── Data to process ──

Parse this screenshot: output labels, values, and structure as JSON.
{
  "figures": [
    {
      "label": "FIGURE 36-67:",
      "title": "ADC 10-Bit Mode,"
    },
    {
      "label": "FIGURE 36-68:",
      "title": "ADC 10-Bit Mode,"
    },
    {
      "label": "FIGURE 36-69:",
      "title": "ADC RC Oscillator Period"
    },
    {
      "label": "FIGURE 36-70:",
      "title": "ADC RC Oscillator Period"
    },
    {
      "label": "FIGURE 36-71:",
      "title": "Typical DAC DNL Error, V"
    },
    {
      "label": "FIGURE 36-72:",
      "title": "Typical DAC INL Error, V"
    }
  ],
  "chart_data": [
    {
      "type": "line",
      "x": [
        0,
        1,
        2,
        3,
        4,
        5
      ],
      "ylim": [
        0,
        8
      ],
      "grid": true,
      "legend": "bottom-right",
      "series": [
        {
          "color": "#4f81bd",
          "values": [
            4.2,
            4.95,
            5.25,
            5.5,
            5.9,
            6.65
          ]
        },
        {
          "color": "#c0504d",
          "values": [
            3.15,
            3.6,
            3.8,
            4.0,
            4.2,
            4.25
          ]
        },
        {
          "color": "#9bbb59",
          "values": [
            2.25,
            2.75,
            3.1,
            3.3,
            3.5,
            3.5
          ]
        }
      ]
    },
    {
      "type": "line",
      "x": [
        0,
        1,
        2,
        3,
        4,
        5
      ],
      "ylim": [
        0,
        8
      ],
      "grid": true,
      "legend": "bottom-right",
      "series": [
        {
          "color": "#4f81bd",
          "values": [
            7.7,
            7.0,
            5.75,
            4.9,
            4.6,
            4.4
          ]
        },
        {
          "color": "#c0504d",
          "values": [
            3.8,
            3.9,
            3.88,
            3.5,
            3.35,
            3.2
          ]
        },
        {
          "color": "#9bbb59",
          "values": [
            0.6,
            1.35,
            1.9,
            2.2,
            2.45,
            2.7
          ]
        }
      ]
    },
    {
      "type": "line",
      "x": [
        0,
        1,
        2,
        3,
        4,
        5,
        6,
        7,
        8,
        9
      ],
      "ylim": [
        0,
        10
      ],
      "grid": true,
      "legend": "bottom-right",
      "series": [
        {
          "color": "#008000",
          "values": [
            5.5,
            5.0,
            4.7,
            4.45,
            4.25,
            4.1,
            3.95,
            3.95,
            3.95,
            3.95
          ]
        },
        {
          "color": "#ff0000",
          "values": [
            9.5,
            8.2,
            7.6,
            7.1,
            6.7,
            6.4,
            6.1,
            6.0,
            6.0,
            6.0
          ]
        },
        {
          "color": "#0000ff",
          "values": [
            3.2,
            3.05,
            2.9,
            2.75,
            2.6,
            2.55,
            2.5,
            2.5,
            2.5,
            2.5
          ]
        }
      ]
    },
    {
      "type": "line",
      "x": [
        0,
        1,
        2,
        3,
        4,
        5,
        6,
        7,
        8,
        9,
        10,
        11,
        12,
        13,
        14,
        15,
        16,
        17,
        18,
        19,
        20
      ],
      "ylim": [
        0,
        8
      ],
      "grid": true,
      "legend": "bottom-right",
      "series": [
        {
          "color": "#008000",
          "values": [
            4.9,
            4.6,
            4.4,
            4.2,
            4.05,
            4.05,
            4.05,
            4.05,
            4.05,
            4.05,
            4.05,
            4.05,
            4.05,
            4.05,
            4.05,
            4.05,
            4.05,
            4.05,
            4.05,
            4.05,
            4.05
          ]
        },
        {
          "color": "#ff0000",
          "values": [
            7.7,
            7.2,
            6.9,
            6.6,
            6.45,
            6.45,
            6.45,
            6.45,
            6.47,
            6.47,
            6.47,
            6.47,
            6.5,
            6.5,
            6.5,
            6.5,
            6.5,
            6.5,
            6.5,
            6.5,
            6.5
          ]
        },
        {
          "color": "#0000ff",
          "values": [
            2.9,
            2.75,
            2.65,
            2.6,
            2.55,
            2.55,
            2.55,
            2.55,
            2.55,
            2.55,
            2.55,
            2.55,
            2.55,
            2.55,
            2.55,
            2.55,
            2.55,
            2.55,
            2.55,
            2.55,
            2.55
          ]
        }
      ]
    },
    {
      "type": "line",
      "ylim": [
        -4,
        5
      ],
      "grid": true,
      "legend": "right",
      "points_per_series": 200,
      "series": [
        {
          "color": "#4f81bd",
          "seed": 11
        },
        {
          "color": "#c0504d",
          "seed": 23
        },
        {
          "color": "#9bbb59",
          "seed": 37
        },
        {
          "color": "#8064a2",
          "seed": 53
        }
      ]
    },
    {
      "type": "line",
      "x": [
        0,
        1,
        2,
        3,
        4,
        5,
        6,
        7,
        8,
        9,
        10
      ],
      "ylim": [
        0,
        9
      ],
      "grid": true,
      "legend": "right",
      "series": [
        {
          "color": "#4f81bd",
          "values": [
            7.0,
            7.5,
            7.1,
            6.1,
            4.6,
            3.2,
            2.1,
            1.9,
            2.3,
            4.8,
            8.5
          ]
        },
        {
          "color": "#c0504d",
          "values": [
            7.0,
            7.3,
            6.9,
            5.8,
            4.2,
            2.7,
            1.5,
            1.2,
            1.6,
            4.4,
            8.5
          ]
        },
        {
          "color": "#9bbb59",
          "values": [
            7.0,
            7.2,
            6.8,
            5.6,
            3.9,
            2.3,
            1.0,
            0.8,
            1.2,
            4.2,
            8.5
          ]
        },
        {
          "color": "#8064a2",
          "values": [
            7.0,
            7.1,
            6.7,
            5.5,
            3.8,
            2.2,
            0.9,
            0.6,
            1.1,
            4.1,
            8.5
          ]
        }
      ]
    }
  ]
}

───

Using the data above, print every record exactly as shown.

Parse this screenshot: output labels, values, and structure as JSON.
{
  "figures": [
    {
      "label": "FIGURE 36-67:",
      "title": "ADC 10-Bit Mode,"
    },
    {
      "label": "FIGURE 36-68:",
      "title": "ADC 10-Bit Mode,"
    },
    {
      "label": "FIGURE 36-69:",
      "title": "ADC RC Oscillator Period"
    },
    {
      "label": "FIGURE 36-70:",
      "title": "ADC RC Oscillator Period"
    },
    {
      "label": "FIGURE 36-71:",
      "title": "Typical DAC DNL Error, V"
    },
    {
      "label": "FIGURE 36-72:",
      "title": "Typical DAC INL Error, V"
    }
  ],
  "chart_data": [
    {
      "type": "line",
      "x": [
        0,
        1,
        2,
        3,
        4,
        5
      ],
      "ylim": [
        0,
        8
      ],
      "grid": true,
      "legend": "bottom-right",
      "series": [
        {
          "color": "#4f81bd",
          "values": [
            4.2,
            4.95,
            5.25,
            5.5,
            5.9,
            6.65
          ]
        },
        {
          "color": "#c0504d",
          "values": [
            3.15,
            3.6,
            3.8,
            4.0,
            4.2,
            4.25
          ]
        },
        {
          "color": "#9bbb59",
          "values": [
            2.25,
            2.75,
            3.1,
            3.3,
            3.5,
            3.5
          ]
        }
      ]
    },
    {
      "type": "line",
      "x": [
        0,
        1,
        2,
        3,
        4,
        5
      ],
      "ylim": [
        0,
        8
      ],
      "grid": true,
      "legend": "bottom-right",
      "series": [
        {
          "color": "#4f81bd",
          "values": [
            7.7,
            7.0,
            5.75,
            4.9,
            4.6,
            4.4
          ]
        },
        {
          "color": "#c0504d",
          "values": [
            3.8,
            3.9,
            3.88,
            3.5,
            3.35,
            3.2
          ]
        },
        {
          "color": "#9bbb59",
          "values": [
            0.6,
            1.35,
            1.9,
            2.2,
            2.45,
            2.7
          ]
        }
      ]
    },
    {
      "type": "line",
      "x": [
        0,
        1,
        2,
        3,
        4,
        5,
        6,
        7,
        8,
        9
      ],
      "ylim": [
        0,
        10
      ],
      "grid": true,
      "legend": "bottom-right",
      "series": [
        {
          "color": "#008000",
          "values": [
            5.5,
            5.0,
            4.7,
            4.45,
            4.25,
            4.1,
            3.95,
            3.95,
            3.95,
            3.95
          ]
        },
        {
          "color": "#ff0000",
          "values": [
            9.5,
            8.2,
            7.6,
            7.1,
            6.7,
            6.4,
            6.1,
            6.0,
            6.0,
            6.0
          ]
        },
        {
          "color": "#0000ff",
          "values": [
            3.2,
            3.05,
            2.9,
            2.75,
            2.6,
            2.55,
            2.5,
            2.5,
            2.5,
            2.5
          ]
        }
      ]
    },
    {
      "type": "line",
      "x": [
        0,
        1,
        2,
        3,
        4,
        5,
        6,
        7,
        8,
        9,
        10,
        11,
        12,
        13,
        14,
        15,
        16,
        17,
        18,
        19,
        20
      ],
      "ylim": [
        0,
        8
      ],
      "grid": true,
      "legend": "bottom-right",
      "series": [
        {
          "color": "#008000",
          "values": [
            4.9,
            4.6,
            4.4,
            4.2,
            4.05,
            4.05,
            4.05,
            4.05,
            4.05,
            4.05,
            4.05,
            4.05,
            4.05,
            4.05,
            4.05,
            4.05,
            4.05,
            4.05,
            4.05,
            4.05,
            4.05
          ]
        },
        {
          "color": "#ff0000",
          "values": [
            7.7,
            7.2,
            6.9,
            6.6,
            6.45,
            6.45,
            6.45,
            6.45,
            6.47,
            6.47,
            6.47,
            6.47,
            6.5,
            6.5,
            6.5,
            6.5,
            6.5,
            6.5,
            6.5,
            6.5,
            6.5
          ]
        },
        {
          "color": "#0000ff",
          "values": [
            2.9,
            2.75,
            2.65,
            2.6,
            2.55,
            2.55,
            2.55,
            2.55,
            2.55,
            2.55,
            2.55,
            2.55,
            2.55,
            2.55,
            2.55,
            2.55,
            2.55,
            2.55,
            2.55,
            2.55,
            2.55
          ]
        }
      ]
    },
    {
      "type": "line",
      "ylim": [
        -4,
        5
      ],
      "grid": true,
      "legend": "right",
      "points_per_series": 200,
      "series": [
        {
          "color": "#4f81bd",
          "seed": 11
        },
        {
          "color": "#c0504d",
          "seed": 23
        },
        {
          "color": "#9bbb59",
          "seed": 37
        },
        {
          "color": "#8064a2",
          "seed": 53
        }
      ]
    },
    {
      "type": "line",
      "x": [
        0,
        1,
        2,
        3,
        4,
        5,
        6,
        7,
        8,
        9,
        10
      ],
      "ylim": [
        0,
        9
      ],
      "grid": true,
      "legend": "right",
      "series": [
        {
          "color": "#4f81bd",
          "values": [
            7.0,
            7.5,
            7.1,
            6.1,
            4.6,
            3.2,
            2.1,
            1.9,
            2.3,
            4.8,
            8.5
          ]
        },
        {
          "color": "#c0504d",
          "values": [
            7.0,
            7.3,
            6.9,
            5.8,
            4.2,
            2.7,
            1.5,
            1.2,
            1.6,
            4.4,
            8.5
          ]
        },
        {
          "color": "#9bbb59",
          "values": [
            7.0,
            7.2,
            6.8,
            5.6,
            3.9,
            2.3,
            1.0,
            0.8,
            1.2,
            4.2,
            8.5
          ]
        },
        {
          "color": "#8064a2",
          "values": [
            7.0,
            7.1,
            6.7,
            5.5,
            3.8,
            2.2,
            0.9,
            0.6,
            1.1,
            4.1,
            8.5
          ]
        }
      ]
    }
  ]
}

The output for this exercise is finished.